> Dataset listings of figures
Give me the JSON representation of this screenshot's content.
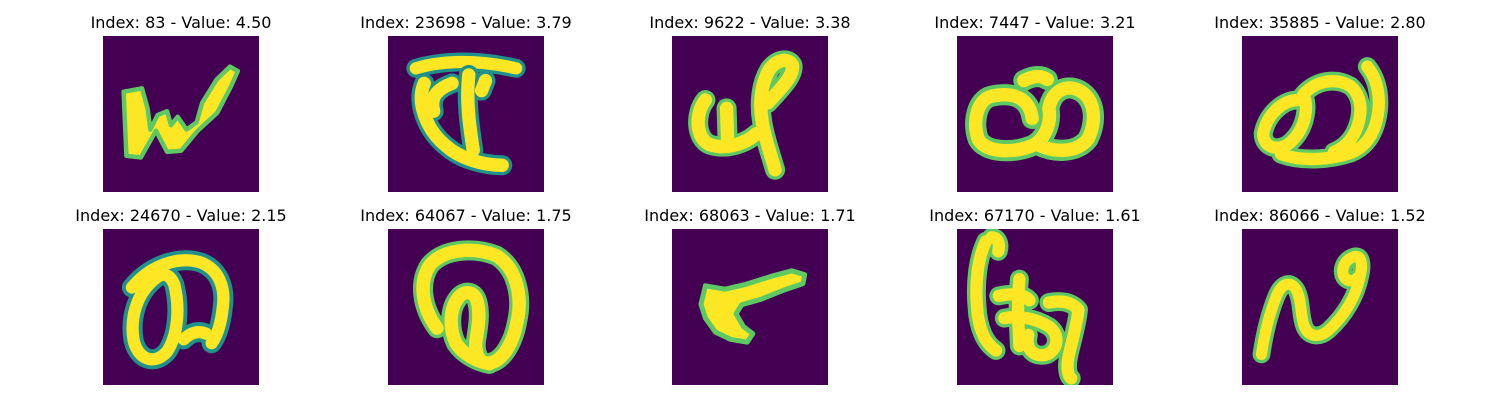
{
  "figure": {
    "background_color": "#440154",
    "glyph_colors": [
      "#fde725",
      "#21918c",
      "#5ec962",
      "#3b528b"
    ],
    "panels": [
      {
        "title": "Index: 83 - Value: 4.50",
        "image_description": "handwritten glyph resembling a cursive w",
        "glyph_icon": "glyph-w"
      },
      {
        "title": "Index: 23698 - Value: 3.79",
        "image_description": "handwritten glyph with top bar and looping stem",
        "glyph_icon": "glyph-bar-loop"
      },
      {
        "title": "Index: 9622 - Value: 3.38",
        "image_description": "handwritten glyph with hook and tall loop",
        "glyph_icon": "glyph-hook-loop"
      },
      {
        "title": "Index: 7447 - Value: 3.21",
        "image_description": "handwritten glyph with two side-by-side loops",
        "glyph_icon": "glyph-double-loop"
      },
      {
        "title": "Index: 35885 - Value: 2.80",
        "image_description": "handwritten glyph with small loop and large arch",
        "glyph_icon": "glyph-loop-arch"
      },
      {
        "title": "Index: 24670 - Value: 2.15",
        "image_description": "handwritten glyph with oval and arching stroke",
        "glyph_icon": "glyph-oval-arch"
      },
      {
        "title": "Index: 64067 - Value: 1.75",
        "image_description": "handwritten glyph with large arch and inner loop",
        "glyph_icon": "glyph-arch-inner-loop"
      },
      {
        "title": "Index: 68063 - Value: 1.71",
        "image_description": "handwritten glyph shaped like a wedge",
        "glyph_icon": "glyph-wedge"
      },
      {
        "title": "Index: 67170 - Value: 1.61",
        "image_description": "handwritten glyph with vertical stroke and tangled loops",
        "glyph_icon": "glyph-tangled"
      },
      {
        "title": "Index: 86066 - Value: 1.52",
        "image_description": "handwritten glyph with wavy stroke and dot loop",
        "glyph_icon": "glyph-wave-dot"
      }
    ]
  }
}
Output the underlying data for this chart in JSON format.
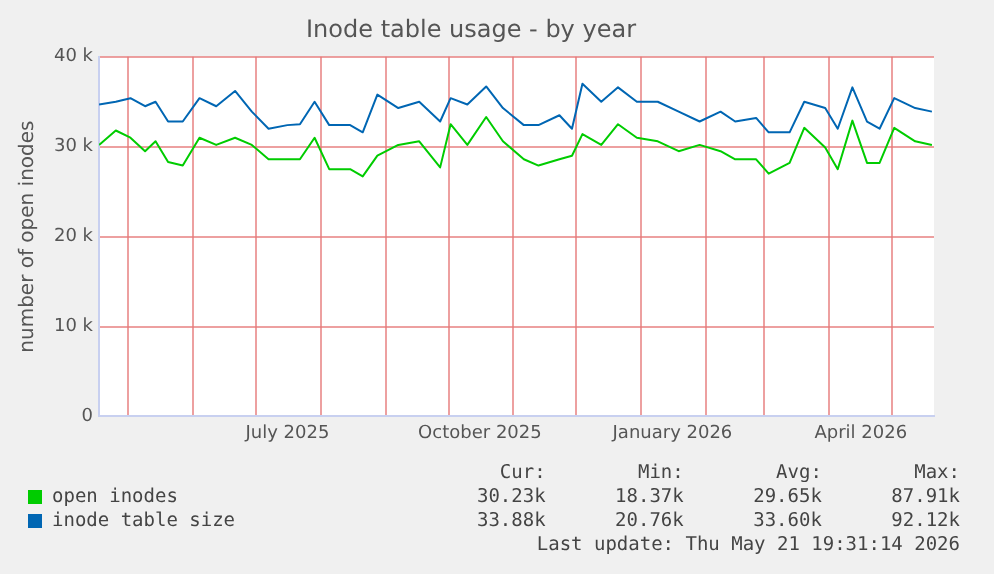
{
  "chart_data": {
    "type": "line",
    "title": "Inode table usage - by year",
    "ylabel": "number of open inodes",
    "x": [
      "2025-04-17",
      "2025-04-25",
      "2025-05-02",
      "2025-05-09",
      "2025-05-14",
      "2025-05-20",
      "2025-05-27",
      "2025-06-04",
      "2025-06-12",
      "2025-06-21",
      "2025-06-29",
      "2025-07-07",
      "2025-07-16",
      "2025-07-22",
      "2025-07-29",
      "2025-08-05",
      "2025-08-15",
      "2025-08-21",
      "2025-08-28",
      "2025-09-07",
      "2025-09-17",
      "2025-09-27",
      "2025-10-02",
      "2025-10-10",
      "2025-10-19",
      "2025-10-27",
      "2025-11-06",
      "2025-11-13",
      "2025-11-23",
      "2025-11-29",
      "2025-12-04",
      "2025-12-13",
      "2025-12-21",
      "2025-12-30",
      "2026-01-09",
      "2026-01-19",
      "2026-01-29",
      "2026-02-08",
      "2026-02-15",
      "2026-02-25",
      "2026-03-03",
      "2026-03-13",
      "2026-03-20",
      "2026-03-30",
      "2026-04-05",
      "2026-04-12",
      "2026-04-19",
      "2026-04-25",
      "2026-05-02",
      "2026-05-12",
      "2026-05-20"
    ],
    "series": [
      {
        "name": "open inodes",
        "color": "#00cc00",
        "values": [
          30200,
          31800,
          31000,
          29500,
          30600,
          28300,
          27900,
          31000,
          30200,
          31000,
          30200,
          28600,
          28600,
          28600,
          31000,
          27500,
          27500,
          26700,
          29000,
          30200,
          30600,
          27700,
          32500,
          30200,
          33300,
          30600,
          28600,
          27900,
          28600,
          29000,
          31400,
          30200,
          32500,
          31000,
          30600,
          29500,
          30200,
          29500,
          28600,
          28600,
          27000,
          28200,
          32100,
          29900,
          27500,
          32900,
          28200,
          28200,
          32100,
          30600,
          30200
        ]
      },
      {
        "name": "inode table size",
        "color": "#0066b3",
        "values": [
          34700,
          35000,
          35400,
          34500,
          35000,
          32800,
          32800,
          35400,
          34500,
          36200,
          33900,
          32000,
          32400,
          32500,
          35000,
          32400,
          32400,
          31600,
          35800,
          34300,
          35000,
          32800,
          35400,
          34700,
          36700,
          34300,
          32400,
          32400,
          33500,
          32000,
          37000,
          35000,
          36600,
          35000,
          35000,
          33900,
          32800,
          33900,
          32800,
          33200,
          31600,
          31600,
          35000,
          34300,
          32000,
          36600,
          32800,
          32000,
          35400,
          34300,
          33900
        ]
      }
    ],
    "xlim": [
      "2025-04-17",
      "2026-05-21"
    ],
    "xticks": [
      {
        "value": "2025-05-01",
        "label": null
      },
      {
        "value": "2025-06-01",
        "label": null
      },
      {
        "value": "2025-07-01",
        "label": null
      },
      {
        "value": "2025-07-16",
        "label": "July 2025"
      },
      {
        "value": "2025-08-01",
        "label": null
      },
      {
        "value": "2025-09-01",
        "label": null
      },
      {
        "value": "2025-10-01",
        "label": null
      },
      {
        "value": "2025-10-16",
        "label": "October 2025"
      },
      {
        "value": "2025-11-01",
        "label": null
      },
      {
        "value": "2025-12-01",
        "label": null
      },
      {
        "value": "2026-01-01",
        "label": null
      },
      {
        "value": "2026-01-16",
        "label": "January 2026"
      },
      {
        "value": "2026-02-01",
        "label": null
      },
      {
        "value": "2026-03-01",
        "label": null
      },
      {
        "value": "2026-04-01",
        "label": null
      },
      {
        "value": "2026-04-16",
        "label": "April 2026"
      },
      {
        "value": "2026-05-01",
        "label": null
      }
    ],
    "ylim": [
      0,
      40000
    ],
    "yticks": [
      0,
      {
        "value": 10000,
        "label": "10 k"
      },
      {
        "value": 20000,
        "label": "20 k"
      },
      {
        "value": 30000,
        "label": "30 k"
      },
      {
        "value": 40000,
        "label": "40 k"
      }
    ],
    "grid": true,
    "legend": "bottom",
    "marker": "none",
    "line_style": "solid",
    "annotations": [
      "Cur:",
      "Min:",
      "Avg:",
      "Max:",
      "30.23k",
      "18.37k",
      "29.65k",
      "87.91k",
      "33.88k",
      "20.76k",
      "33.60k",
      "92.12k",
      "Last update: Thu May 21 19:31:14 2026"
    ]
  }
}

> To be done
Reproduce all entries without any change, and omit the pictures.

> Answer to this problem
Give me the JSON representation of this screenshot's content.
{
  "figure": {
    "background_color": "#440154",
    "glyph_colors": [
      "#fde725",
      "#21918c",
      "#5ec962",
      "#3b528b"
    ],
    "panels": [
      {
        "title": "Index: 83 - Value: 4.50",
        "image_description": "handwritten glyph resembling a cursive w",
        "glyph_icon": "glyph-w"
      },
      {
        "title": "Index: 23698 - Value: 3.79",
        "image_description": "handwritten glyph with top bar and looping stem",
        "glyph_icon": "glyph-bar-loop"
      },
      {
        "title": "Index: 9622 - Value: 3.38",
        "image_description": "handwritten glyph with hook and tall loop",
        "glyph_icon": "glyph-hook-loop"
      },
      {
        "title": "Index: 7447 - Value: 3.21",
        "image_description": "handwritten glyph with two side-by-side loops",
        "glyph_icon": "glyph-double-loop"
      },
      {
        "title": "Index: 35885 - Value: 2.80",
        "image_description": "handwritten glyph with small loop and large arch",
        "glyph_icon": "glyph-loop-arch"
      },
      {
        "title": "Index: 24670 - Value: 2.15",
        "image_description": "handwritten glyph with oval and arching stroke",
        "glyph_icon": "glyph-oval-arch"
      },
      {
        "title": "Index: 64067 - Value: 1.75",
        "image_description": "handwritten glyph with large arch and inner loop",
        "glyph_icon": "glyph-arch-inner-loop"
      },
      {
        "title": "Index: 68063 - Value: 1.71",
        "image_description": "handwritten glyph shaped like a wedge",
        "glyph_icon": "glyph-wedge"
      },
      {
        "title": "Index: 67170 - Value: 1.61",
        "image_description": "handwritten glyph with vertical stroke and tangled loops",
        "glyph_icon": "glyph-tangled"
      },
      {
        "title": "Index: 86066 - Value: 1.52",
        "image_description": "handwritten glyph with wavy stroke and dot loop",
        "glyph_icon": "glyph-wave-dot"
      }
    ]
  }
}
Output the underlying data for this chart in JSON format.
{
  "chart_data": {
    "type": "line",
    "title": "Inode table usage - by year",
    "ylabel": "number of open inodes",
    "x": [
      "2025-04-17",
      "2025-04-25",
      "2025-05-02",
      "2025-05-09",
      "2025-05-14",
      "2025-05-20",
      "2025-05-27",
      "2025-06-04",
      "2025-06-12",
      "2025-06-21",
      "2025-06-29",
      "2025-07-07",
      "2025-07-16",
      "2025-07-22",
      "2025-07-29",
      "2025-08-05",
      "2025-08-15",
      "2025-08-21",
      "2025-08-28",
      "2025-09-07",
      "2025-09-17",
      "2025-09-27",
      "2025-10-02",
      "2025-10-10",
      "2025-10-19",
      "2025-10-27",
      "2025-11-06",
      "2025-11-13",
      "2025-11-23",
      "2025-11-29",
      "2025-12-04",
      "2025-12-13",
      "2025-12-21",
      "2025-12-30",
      "2026-01-09",
      "2026-01-19",
      "2026-01-29",
      "2026-02-08",
      "2026-02-15",
      "2026-02-25",
      "2026-03-03",
      "2026-03-13",
      "2026-03-20",
      "2026-03-30",
      "2026-04-05",
      "2026-04-12",
      "2026-04-19",
      "2026-04-25",
      "2026-05-02",
      "2026-05-12",
      "2026-05-20"
    ],
    "series": [
      {
        "name": "open inodes",
        "color": "#00cc00",
        "values": [
          30200,
          31800,
          31000,
          29500,
          30600,
          28300,
          27900,
          31000,
          30200,
          31000,
          30200,
          28600,
          28600,
          28600,
          31000,
          27500,
          27500,
          26700,
          29000,
          30200,
          30600,
          27700,
          32500,
          30200,
          33300,
          30600,
          28600,
          27900,
          28600,
          29000,
          31400,
          30200,
          32500,
          31000,
          30600,
          29500,
          30200,
          29500,
          28600,
          28600,
          27000,
          28200,
          32100,
          29900,
          27500,
          32900,
          28200,
          28200,
          32100,
          30600,
          30200
        ]
      },
      {
        "name": "inode table size",
        "color": "#0066b3",
        "values": [
          34700,
          35000,
          35400,
          34500,
          35000,
          32800,
          32800,
          35400,
          34500,
          36200,
          33900,
          32000,
          32400,
          32500,
          35000,
          32400,
          32400,
          31600,
          35800,
          34300,
          35000,
          32800,
          35400,
          34700,
          36700,
          34300,
          32400,
          32400,
          33500,
          32000,
          37000,
          35000,
          36600,
          35000,
          35000,
          33900,
          32800,
          33900,
          32800,
          33200,
          31600,
          31600,
          35000,
          34300,
          32000,
          36600,
          32800,
          32000,
          35400,
          34300,
          33900
        ]
      }
    ],
    "xlim": [
      "2025-04-17",
      "2026-05-21"
    ],
    "xticks": [
      {
        "value": "2025-05-01",
        "label": null
      },
      {
        "value": "2025-06-01",
        "label": null
      },
      {
        "value": "2025-07-01",
        "label": null
      },
      {
        "value": "2025-07-16",
        "label": "July 2025"
      },
      {
        "value": "2025-08-01",
        "label": null
      },
      {
        "value": "2025-09-01",
        "label": null
      },
      {
        "value": "2025-10-01",
        "label": null
      },
      {
        "value": "2025-10-16",
        "label": "October 2025"
      },
      {
        "value": "2025-11-01",
        "label": null
      },
      {
        "value": "2025-12-01",
        "label": null
      },
      {
        "value": "2026-01-01",
        "label": null
      },
      {
        "value": "2026-01-16",
        "label": "January 2026"
      },
      {
        "value": "2026-02-01",
        "label": null
      },
      {
        "value": "2026-03-01",
        "label": null
      },
      {
        "value": "2026-04-01",
        "label": null
      },
      {
        "value": "2026-04-16",
        "label": "April 2026"
      },
      {
        "value": "2026-05-01",
        "label": null
      }
    ],
    "ylim": [
      0,
      40000
    ],
    "yticks": [
      0,
      {
        "value": 10000,
        "label": "10 k"
      },
      {
        "value": 20000,
        "label": "20 k"
      },
      {
        "value": 30000,
        "label": "30 k"
      },
      {
        "value": 40000,
        "label": "40 k"
      }
    ],
    "grid": true,
    "legend": "bottom",
    "marker": "none",
    "line_style": "solid",
    "annotations": [
      "Cur:",
      "Min:",
      "Avg:",
      "Max:",
      "30.23k",
      "18.37k",
      "29.65k",
      "87.91k",
      "33.88k",
      "20.76k",
      "33.60k",
      "92.12k",
      "Last update: Thu May 21 19:31:14 2026"
    ]
  }
}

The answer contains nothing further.